SHORT PROBLEM:
Reproduce every one of the following entries line for line, without changing any character.

RECORDS PROVIDED:

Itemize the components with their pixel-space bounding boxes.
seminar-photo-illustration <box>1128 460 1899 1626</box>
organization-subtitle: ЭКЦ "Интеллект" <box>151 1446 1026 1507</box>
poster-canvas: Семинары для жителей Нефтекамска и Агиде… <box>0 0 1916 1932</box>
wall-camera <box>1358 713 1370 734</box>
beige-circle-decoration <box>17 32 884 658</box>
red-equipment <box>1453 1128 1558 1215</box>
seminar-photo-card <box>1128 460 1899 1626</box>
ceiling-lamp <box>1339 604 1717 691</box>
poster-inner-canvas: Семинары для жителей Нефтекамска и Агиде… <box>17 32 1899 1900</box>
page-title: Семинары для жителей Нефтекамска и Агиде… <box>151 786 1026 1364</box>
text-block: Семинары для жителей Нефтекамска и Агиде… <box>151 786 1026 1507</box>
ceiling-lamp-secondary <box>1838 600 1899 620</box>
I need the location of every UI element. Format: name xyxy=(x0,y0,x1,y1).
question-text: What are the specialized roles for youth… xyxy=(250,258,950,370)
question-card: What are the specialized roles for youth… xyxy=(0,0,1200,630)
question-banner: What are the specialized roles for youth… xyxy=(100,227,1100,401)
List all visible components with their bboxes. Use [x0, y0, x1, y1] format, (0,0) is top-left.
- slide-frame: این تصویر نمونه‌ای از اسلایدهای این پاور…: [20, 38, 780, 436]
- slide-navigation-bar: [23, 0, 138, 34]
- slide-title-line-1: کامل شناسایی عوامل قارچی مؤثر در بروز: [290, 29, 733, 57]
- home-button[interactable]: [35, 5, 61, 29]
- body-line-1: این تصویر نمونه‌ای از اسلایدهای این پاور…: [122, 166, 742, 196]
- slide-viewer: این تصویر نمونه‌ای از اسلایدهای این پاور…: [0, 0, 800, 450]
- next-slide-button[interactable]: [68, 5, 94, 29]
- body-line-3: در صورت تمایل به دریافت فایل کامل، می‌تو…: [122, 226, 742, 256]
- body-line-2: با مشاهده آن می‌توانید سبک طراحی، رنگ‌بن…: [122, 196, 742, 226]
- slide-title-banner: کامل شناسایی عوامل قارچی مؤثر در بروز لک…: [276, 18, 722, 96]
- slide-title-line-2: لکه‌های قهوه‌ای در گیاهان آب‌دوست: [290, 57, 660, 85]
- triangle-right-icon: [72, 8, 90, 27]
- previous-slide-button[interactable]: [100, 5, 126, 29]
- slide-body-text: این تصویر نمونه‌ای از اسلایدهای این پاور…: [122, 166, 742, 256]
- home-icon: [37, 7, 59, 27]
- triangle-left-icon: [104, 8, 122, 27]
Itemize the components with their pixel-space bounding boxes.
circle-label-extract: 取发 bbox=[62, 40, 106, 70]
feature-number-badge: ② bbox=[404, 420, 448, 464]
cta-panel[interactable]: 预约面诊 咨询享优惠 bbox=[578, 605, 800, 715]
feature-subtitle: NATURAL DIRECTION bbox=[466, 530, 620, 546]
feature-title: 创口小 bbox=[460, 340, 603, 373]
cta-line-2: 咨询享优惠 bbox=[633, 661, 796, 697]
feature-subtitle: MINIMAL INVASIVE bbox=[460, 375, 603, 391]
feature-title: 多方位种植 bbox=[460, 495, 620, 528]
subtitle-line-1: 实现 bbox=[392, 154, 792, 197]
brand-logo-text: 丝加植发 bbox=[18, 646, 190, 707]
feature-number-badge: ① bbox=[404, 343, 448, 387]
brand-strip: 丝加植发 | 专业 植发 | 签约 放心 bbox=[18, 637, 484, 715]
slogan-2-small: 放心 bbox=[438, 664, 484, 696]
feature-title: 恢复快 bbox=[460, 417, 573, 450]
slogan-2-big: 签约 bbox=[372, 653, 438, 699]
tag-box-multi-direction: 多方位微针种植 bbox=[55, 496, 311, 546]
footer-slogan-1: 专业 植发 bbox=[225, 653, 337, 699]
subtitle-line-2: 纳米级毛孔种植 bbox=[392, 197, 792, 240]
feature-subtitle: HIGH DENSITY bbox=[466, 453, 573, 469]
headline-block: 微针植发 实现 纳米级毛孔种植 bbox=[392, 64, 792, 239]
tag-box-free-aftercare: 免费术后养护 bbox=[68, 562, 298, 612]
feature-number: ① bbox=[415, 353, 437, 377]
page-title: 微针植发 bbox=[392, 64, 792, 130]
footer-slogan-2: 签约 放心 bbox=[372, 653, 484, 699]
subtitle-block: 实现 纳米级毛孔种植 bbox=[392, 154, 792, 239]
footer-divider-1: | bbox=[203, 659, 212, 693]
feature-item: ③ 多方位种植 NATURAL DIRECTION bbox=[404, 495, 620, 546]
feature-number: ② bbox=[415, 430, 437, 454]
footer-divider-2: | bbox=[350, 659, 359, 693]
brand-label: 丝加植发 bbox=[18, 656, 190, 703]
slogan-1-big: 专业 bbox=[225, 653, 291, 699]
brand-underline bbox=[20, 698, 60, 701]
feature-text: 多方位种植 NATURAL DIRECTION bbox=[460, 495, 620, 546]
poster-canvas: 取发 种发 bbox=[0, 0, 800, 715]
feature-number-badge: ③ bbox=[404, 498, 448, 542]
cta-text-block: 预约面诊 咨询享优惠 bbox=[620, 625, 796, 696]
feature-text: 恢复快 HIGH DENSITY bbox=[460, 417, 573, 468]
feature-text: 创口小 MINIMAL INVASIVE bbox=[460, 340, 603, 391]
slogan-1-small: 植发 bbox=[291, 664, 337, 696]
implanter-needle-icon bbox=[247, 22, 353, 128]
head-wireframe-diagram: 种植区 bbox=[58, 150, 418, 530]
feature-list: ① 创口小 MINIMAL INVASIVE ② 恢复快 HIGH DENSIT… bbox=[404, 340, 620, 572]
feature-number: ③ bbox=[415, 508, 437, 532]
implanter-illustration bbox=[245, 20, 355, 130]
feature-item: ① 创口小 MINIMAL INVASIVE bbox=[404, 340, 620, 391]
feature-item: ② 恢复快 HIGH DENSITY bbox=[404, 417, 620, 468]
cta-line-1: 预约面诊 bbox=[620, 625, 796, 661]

ANSWER FOR THIS EXERCISE:
Itemize the components with their pixel-space bounding boxes.
seminar-photo-illustration <box>1128 460 1899 1626</box>
organization-subtitle: ЭКЦ "Интеллект" <box>151 1446 1026 1507</box>
poster-canvas: Семинары для жителей Нефтекамска и Агиде… <box>0 0 1916 1932</box>
wall-camera <box>1358 713 1370 734</box>
beige-circle-decoration <box>17 32 884 658</box>
red-equipment <box>1453 1128 1558 1215</box>
seminar-photo-card <box>1128 460 1899 1626</box>
ceiling-lamp <box>1339 604 1717 691</box>
poster-inner-canvas: Семинары для жителей Нефтекамска и Агиде… <box>17 32 1899 1900</box>
page-title: Семинары для жителей Нефтекамска и Агиде… <box>151 786 1026 1364</box>
text-block: Семинары для жителей Нефтекамска и Агиде… <box>151 786 1026 1507</box>
ceiling-lamp-secondary <box>1838 600 1899 620</box>
I need the location of every UI element. Format: name xyxy=(x0,y0,x1,y1).
question-text: What are the specialized roles for youth… xyxy=(250,258,950,370)
question-card: What are the specialized roles for youth… xyxy=(0,0,1200,630)
question-banner: What are the specialized roles for youth… xyxy=(100,227,1100,401)
List all visible components with their bboxes. Use [x0, y0, x1, y1] format, (0,0) is top-left.
- slide-frame: این تصویر نمونه‌ای از اسلایدهای این پاور…: [20, 38, 780, 436]
- slide-navigation-bar: [23, 0, 138, 34]
- slide-title-line-1: کامل شناسایی عوامل قارچی مؤثر در بروز: [290, 29, 733, 57]
- home-button[interactable]: [35, 5, 61, 29]
- body-line-1: این تصویر نمونه‌ای از اسلایدهای این پاور…: [122, 166, 742, 196]
- slide-viewer: این تصویر نمونه‌ای از اسلایدهای این پاور…: [0, 0, 800, 450]
- next-slide-button[interactable]: [68, 5, 94, 29]
- body-line-3: در صورت تمایل به دریافت فایل کامل، می‌تو…: [122, 226, 742, 256]
- body-line-2: با مشاهده آن می‌توانید سبک طراحی، رنگ‌بن…: [122, 196, 742, 226]
- slide-title-banner: کامل شناسایی عوامل قارچی مؤثر در بروز لک…: [276, 18, 722, 96]
- slide-title-line-2: لکه‌های قهوه‌ای در گیاهان آب‌دوست: [290, 57, 660, 85]
- triangle-right-icon: [72, 8, 90, 27]
- previous-slide-button[interactable]: [100, 5, 126, 29]
- slide-body-text: این تصویر نمونه‌ای از اسلایدهای این پاور…: [122, 166, 742, 256]
- home-icon: [37, 7, 59, 27]
- triangle-left-icon: [104, 8, 122, 27]
Itemize the components with their pixel-space bounding boxes.
circle-label-extract: 取发 bbox=[62, 40, 106, 70]
feature-number-badge: ② bbox=[404, 420, 448, 464]
cta-panel[interactable]: 预约面诊 咨询享优惠 bbox=[578, 605, 800, 715]
feature-subtitle: NATURAL DIRECTION bbox=[466, 530, 620, 546]
feature-title: 创口小 bbox=[460, 340, 603, 373]
cta-line-2: 咨询享优惠 bbox=[633, 661, 796, 697]
feature-subtitle: MINIMAL INVASIVE bbox=[460, 375, 603, 391]
feature-title: 多方位种植 bbox=[460, 495, 620, 528]
subtitle-line-1: 实现 bbox=[392, 154, 792, 197]
brand-logo-text: 丝加植发 bbox=[18, 646, 190, 707]
feature-number-badge: ① bbox=[404, 343, 448, 387]
brand-strip: 丝加植发 | 专业 植发 | 签约 放心 bbox=[18, 637, 484, 715]
slogan-2-small: 放心 bbox=[438, 664, 484, 696]
feature-title: 恢复快 bbox=[460, 417, 573, 450]
slogan-2-big: 签约 bbox=[372, 653, 438, 699]
tag-box-multi-direction: 多方位微针种植 bbox=[55, 496, 311, 546]
footer-slogan-1: 专业 植发 bbox=[225, 653, 337, 699]
subtitle-line-2: 纳米级毛孔种植 bbox=[392, 197, 792, 240]
feature-subtitle: HIGH DENSITY bbox=[466, 453, 573, 469]
headline-block: 微针植发 实现 纳米级毛孔种植 bbox=[392, 64, 792, 239]
tag-box-free-aftercare: 免费术后养护 bbox=[68, 562, 298, 612]
feature-number: ① bbox=[415, 353, 437, 377]
page-title: 微针植发 bbox=[392, 64, 792, 130]
footer-slogan-2: 签约 放心 bbox=[372, 653, 484, 699]
subtitle-block: 实现 纳米级毛孔种植 bbox=[392, 154, 792, 239]
footer-divider-1: | bbox=[203, 659, 212, 693]
feature-item: ③ 多方位种植 NATURAL DIRECTION bbox=[404, 495, 620, 546]
feature-number: ② bbox=[415, 430, 437, 454]
footer-divider-2: | bbox=[350, 659, 359, 693]
brand-label: 丝加植发 bbox=[18, 656, 190, 703]
slogan-1-big: 专业 bbox=[225, 653, 291, 699]
brand-underline bbox=[20, 698, 60, 701]
feature-text: 多方位种植 NATURAL DIRECTION bbox=[460, 495, 620, 546]
poster-canvas: 取发 种发 bbox=[0, 0, 800, 715]
feature-number-badge: ③ bbox=[404, 498, 448, 542]
cta-text-block: 预约面诊 咨询享优惠 bbox=[620, 625, 796, 696]
feature-text: 恢复快 HIGH DENSITY bbox=[460, 417, 573, 468]
feature-text: 创口小 MINIMAL INVASIVE bbox=[460, 340, 603, 391]
slogan-1-small: 植发 bbox=[291, 664, 337, 696]
implanter-needle-icon bbox=[247, 22, 353, 128]
head-wireframe-diagram: 种植区 bbox=[58, 150, 418, 530]
feature-list: ① 创口小 MINIMAL INVASIVE ② 恢复快 HIGH DENSIT… bbox=[404, 340, 620, 572]
feature-number: ③ bbox=[415, 508, 437, 532]
implanter-illustration bbox=[245, 20, 355, 130]
feature-item: ① 创口小 MINIMAL INVASIVE bbox=[404, 340, 620, 391]
feature-item: ② 恢复快 HIGH DENSITY bbox=[404, 417, 620, 468]
cta-line-1: 预约面诊 bbox=[620, 625, 796, 661]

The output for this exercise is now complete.